→ **AIM**: Scan the lines below for the string "kann" and copy every one that has it.
(begin)
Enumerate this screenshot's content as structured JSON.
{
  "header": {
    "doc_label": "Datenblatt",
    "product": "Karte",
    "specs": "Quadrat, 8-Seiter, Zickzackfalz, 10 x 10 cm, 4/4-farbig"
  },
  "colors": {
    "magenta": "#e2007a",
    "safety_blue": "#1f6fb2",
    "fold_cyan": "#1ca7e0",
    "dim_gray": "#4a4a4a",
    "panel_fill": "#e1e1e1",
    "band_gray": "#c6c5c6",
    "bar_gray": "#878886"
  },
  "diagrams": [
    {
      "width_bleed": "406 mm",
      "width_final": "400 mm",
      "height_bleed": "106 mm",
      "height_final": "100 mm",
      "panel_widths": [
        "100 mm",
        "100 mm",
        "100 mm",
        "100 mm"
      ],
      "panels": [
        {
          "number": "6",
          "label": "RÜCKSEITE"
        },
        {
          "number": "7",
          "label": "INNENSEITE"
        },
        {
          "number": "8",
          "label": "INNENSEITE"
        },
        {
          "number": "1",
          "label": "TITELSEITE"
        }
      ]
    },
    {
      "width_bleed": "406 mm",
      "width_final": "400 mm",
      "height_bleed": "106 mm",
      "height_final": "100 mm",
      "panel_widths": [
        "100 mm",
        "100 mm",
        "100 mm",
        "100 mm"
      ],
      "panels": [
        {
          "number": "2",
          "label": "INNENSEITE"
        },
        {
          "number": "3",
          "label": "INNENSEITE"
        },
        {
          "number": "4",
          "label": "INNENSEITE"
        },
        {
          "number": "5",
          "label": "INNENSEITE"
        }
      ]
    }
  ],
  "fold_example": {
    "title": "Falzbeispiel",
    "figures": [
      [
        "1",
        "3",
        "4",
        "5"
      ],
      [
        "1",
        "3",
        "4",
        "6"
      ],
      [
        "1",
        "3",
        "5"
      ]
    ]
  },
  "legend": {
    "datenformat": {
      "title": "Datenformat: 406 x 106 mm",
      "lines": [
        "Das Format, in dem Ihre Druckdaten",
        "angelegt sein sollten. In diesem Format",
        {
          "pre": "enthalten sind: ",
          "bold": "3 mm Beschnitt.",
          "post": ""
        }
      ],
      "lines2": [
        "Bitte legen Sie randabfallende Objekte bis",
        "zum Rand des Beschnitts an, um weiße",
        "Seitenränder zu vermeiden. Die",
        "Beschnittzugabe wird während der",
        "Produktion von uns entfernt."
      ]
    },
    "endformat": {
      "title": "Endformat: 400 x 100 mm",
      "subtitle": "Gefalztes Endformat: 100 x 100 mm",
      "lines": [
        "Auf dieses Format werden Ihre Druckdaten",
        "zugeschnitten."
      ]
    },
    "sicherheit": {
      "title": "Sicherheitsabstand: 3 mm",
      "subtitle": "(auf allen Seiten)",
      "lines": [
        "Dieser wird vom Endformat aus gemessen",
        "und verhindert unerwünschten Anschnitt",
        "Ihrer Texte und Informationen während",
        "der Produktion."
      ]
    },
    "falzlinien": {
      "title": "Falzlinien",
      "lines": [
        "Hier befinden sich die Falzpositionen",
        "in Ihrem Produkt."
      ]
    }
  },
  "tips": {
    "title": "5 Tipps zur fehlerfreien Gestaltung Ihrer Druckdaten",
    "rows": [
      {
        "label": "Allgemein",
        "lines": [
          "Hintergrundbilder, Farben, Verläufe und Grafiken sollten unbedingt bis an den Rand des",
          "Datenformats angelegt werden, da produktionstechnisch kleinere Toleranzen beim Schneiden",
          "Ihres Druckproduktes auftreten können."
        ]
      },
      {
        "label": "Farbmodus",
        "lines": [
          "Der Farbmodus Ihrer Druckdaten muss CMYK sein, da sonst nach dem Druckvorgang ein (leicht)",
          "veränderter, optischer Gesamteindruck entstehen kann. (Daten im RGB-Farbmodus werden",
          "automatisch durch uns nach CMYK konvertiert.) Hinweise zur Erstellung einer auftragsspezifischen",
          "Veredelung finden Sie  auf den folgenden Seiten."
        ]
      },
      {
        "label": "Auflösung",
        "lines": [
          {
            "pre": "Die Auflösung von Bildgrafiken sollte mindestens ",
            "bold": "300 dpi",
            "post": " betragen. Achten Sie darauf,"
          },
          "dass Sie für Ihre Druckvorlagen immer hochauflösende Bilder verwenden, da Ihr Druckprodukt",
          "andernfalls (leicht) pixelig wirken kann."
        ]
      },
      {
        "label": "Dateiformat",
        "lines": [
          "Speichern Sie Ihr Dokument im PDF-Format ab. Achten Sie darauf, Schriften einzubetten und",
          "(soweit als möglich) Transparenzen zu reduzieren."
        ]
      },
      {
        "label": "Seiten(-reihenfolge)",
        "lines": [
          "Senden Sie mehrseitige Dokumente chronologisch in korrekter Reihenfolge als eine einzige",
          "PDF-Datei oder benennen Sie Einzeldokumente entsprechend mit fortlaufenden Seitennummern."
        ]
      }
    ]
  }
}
(end)
→ **TASK SOLUTION**:
          "veränderter, optischer Gesamteindruck entstehen kann. (Daten im RGB-Farbmodus werden",
          "andernfalls (leicht) pixelig wirken kann."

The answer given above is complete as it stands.